### Records shown ###

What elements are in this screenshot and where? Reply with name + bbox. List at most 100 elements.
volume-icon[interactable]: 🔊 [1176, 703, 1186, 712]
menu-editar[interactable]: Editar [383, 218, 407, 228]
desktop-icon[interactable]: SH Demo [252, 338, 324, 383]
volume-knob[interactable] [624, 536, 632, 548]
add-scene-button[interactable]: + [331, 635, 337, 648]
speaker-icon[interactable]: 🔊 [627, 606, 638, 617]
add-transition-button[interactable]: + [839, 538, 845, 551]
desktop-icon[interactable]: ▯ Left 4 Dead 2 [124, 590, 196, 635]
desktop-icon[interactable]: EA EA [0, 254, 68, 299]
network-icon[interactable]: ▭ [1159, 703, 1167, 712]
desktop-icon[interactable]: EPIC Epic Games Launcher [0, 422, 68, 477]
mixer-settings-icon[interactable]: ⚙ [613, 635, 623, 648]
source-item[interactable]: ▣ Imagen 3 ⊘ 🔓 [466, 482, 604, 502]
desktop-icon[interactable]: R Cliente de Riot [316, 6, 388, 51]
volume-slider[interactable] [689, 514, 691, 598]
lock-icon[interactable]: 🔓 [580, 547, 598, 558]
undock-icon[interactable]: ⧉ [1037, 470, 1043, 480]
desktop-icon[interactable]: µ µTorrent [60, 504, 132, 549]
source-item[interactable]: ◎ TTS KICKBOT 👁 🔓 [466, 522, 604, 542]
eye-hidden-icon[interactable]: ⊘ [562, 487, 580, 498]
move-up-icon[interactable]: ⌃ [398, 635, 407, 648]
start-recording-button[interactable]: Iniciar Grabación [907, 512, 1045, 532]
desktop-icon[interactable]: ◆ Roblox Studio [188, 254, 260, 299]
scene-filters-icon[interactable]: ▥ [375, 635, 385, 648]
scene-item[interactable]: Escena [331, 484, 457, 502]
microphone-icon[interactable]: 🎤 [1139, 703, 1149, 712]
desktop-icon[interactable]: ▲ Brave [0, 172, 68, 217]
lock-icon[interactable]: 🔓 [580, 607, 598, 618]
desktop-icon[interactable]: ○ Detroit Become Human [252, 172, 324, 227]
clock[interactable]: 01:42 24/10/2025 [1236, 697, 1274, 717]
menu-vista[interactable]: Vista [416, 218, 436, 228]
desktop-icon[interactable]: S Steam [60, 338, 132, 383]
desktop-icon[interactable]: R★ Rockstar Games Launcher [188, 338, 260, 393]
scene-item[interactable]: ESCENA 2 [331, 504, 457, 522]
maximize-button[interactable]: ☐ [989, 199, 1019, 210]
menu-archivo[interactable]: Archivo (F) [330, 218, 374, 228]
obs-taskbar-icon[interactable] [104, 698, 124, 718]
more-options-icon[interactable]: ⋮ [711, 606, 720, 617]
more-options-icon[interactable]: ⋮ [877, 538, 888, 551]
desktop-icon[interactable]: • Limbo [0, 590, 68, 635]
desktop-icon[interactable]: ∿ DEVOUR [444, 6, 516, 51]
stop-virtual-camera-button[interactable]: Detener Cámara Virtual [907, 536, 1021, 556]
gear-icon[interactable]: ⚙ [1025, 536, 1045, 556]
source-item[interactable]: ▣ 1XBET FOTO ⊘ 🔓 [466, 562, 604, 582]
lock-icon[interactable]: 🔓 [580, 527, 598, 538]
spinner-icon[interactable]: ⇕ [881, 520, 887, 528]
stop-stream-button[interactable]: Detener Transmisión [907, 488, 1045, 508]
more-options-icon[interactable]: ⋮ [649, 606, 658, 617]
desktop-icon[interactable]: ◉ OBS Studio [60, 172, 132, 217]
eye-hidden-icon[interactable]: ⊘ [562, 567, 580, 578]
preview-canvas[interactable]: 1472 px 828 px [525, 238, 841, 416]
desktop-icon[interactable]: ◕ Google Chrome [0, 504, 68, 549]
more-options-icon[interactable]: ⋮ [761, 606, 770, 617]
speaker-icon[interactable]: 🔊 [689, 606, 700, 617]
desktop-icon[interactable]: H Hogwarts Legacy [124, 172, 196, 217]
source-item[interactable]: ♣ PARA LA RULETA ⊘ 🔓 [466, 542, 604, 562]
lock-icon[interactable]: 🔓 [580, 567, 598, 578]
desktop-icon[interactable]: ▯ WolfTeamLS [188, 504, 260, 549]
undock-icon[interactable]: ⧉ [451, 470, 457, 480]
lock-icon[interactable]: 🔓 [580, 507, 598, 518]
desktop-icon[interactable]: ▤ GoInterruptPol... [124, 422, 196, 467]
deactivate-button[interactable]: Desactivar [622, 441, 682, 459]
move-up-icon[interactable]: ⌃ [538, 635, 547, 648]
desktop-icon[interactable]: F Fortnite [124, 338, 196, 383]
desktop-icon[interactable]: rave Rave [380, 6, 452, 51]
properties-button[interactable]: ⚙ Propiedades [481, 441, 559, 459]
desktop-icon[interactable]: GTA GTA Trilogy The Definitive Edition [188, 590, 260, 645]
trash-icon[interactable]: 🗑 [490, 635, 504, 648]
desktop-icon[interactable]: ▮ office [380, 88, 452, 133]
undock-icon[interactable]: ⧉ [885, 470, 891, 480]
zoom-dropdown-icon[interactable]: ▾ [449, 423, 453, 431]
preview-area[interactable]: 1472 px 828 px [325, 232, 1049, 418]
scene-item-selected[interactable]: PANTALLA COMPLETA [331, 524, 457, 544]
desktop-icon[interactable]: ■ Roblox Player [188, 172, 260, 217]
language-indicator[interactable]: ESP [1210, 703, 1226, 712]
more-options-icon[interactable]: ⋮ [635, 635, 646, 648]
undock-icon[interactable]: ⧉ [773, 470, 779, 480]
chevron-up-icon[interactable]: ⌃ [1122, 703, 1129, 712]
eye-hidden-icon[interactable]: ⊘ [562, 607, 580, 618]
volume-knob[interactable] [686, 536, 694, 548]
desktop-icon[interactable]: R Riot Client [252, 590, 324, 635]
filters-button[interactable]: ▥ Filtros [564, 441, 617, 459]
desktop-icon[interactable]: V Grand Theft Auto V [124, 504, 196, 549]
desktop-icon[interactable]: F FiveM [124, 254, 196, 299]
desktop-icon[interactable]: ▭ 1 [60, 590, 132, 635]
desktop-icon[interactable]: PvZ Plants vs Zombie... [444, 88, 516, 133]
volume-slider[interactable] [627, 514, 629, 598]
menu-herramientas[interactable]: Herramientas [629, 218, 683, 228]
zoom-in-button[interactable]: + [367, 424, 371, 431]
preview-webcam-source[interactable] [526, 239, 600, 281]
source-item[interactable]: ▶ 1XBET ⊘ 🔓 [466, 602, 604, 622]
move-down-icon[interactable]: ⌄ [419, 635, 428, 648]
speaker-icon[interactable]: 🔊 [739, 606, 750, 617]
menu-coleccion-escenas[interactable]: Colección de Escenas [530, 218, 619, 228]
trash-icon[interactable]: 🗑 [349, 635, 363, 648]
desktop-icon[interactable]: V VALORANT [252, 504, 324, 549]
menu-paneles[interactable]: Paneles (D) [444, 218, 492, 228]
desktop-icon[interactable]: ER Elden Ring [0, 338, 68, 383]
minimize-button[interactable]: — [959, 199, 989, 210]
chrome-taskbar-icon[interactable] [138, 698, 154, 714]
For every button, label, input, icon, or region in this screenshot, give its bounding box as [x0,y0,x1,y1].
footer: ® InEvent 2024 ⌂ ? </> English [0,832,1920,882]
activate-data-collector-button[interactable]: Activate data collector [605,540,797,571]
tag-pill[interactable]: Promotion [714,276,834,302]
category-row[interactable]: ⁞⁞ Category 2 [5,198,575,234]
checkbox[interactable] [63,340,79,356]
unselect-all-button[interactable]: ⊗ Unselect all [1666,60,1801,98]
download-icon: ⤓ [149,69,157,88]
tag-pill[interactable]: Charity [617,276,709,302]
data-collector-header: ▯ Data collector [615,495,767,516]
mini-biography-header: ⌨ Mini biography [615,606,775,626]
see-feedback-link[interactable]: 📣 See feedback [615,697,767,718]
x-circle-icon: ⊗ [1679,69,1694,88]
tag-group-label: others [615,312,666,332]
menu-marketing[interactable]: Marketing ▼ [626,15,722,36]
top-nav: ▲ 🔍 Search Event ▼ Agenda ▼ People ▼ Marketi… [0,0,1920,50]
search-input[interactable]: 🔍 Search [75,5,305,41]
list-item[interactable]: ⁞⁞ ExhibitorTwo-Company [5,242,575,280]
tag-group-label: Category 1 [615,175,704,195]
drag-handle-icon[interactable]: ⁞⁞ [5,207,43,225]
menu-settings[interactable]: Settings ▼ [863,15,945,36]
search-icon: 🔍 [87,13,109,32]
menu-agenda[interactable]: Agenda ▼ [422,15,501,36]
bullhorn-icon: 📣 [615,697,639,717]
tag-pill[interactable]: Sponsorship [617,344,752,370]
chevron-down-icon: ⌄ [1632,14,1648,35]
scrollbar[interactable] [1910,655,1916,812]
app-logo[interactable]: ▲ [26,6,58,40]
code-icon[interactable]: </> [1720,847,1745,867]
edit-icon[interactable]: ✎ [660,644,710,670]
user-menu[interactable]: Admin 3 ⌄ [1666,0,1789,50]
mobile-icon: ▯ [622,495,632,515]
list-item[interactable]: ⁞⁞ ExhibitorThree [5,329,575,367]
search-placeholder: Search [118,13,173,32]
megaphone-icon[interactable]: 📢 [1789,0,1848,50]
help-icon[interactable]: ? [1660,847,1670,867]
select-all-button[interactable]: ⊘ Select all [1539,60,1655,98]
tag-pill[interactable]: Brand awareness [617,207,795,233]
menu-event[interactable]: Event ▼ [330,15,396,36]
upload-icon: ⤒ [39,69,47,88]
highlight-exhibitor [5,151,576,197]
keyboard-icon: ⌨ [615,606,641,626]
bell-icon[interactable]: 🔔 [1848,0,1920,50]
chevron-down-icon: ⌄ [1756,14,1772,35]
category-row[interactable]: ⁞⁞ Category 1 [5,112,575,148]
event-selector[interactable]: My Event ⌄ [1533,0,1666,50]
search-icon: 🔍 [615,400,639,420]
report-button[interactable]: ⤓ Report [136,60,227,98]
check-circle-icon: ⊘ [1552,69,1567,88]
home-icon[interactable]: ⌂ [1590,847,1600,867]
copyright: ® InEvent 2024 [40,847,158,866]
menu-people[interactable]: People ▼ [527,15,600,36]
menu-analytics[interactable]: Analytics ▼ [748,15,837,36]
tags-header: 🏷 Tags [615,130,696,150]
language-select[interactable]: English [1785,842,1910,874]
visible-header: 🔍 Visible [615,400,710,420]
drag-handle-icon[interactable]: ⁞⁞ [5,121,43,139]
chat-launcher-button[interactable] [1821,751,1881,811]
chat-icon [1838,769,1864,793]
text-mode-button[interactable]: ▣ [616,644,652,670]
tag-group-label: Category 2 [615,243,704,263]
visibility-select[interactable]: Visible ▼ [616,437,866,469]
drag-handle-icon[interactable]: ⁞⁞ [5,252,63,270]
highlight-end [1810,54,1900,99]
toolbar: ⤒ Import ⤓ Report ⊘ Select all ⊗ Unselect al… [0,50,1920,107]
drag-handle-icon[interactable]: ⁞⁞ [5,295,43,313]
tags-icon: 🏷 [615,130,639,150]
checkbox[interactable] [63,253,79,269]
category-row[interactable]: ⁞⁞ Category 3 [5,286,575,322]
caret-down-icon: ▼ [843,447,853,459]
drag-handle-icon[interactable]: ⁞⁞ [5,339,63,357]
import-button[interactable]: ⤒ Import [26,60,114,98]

###

- **Your task**: Give back the lines of the listing above, unchanged, from its first line up to and including the line with "desktop-icon[interactable]: R Cliente".

- **Task answer**:
What elements are in this screenshot and where? Reply with name + bbox. List at most 100 elements.
volume-icon[interactable]: 🔊 [1176, 703, 1186, 712]
menu-editar[interactable]: Editar [383, 218, 407, 228]
desktop-icon[interactable]: SH Demo [252, 338, 324, 383]
volume-knob[interactable] [624, 536, 632, 548]
add-scene-button[interactable]: + [331, 635, 337, 648]
speaker-icon[interactable]: 🔊 [627, 606, 638, 617]
add-transition-button[interactable]: + [839, 538, 845, 551]
desktop-icon[interactable]: ▯ Left 4 Dead 2 [124, 590, 196, 635]
desktop-icon[interactable]: EA EA [0, 254, 68, 299]
network-icon[interactable]: ▭ [1159, 703, 1167, 712]
desktop-icon[interactable]: EPIC Epic Games Launcher [0, 422, 68, 477]
mixer-settings-icon[interactable]: ⚙ [613, 635, 623, 648]
source-item[interactable]: ▣ Imagen 3 ⊘ 🔓 [466, 482, 604, 502]
desktop-icon[interactable]: R Cliente de Riot [316, 6, 388, 51]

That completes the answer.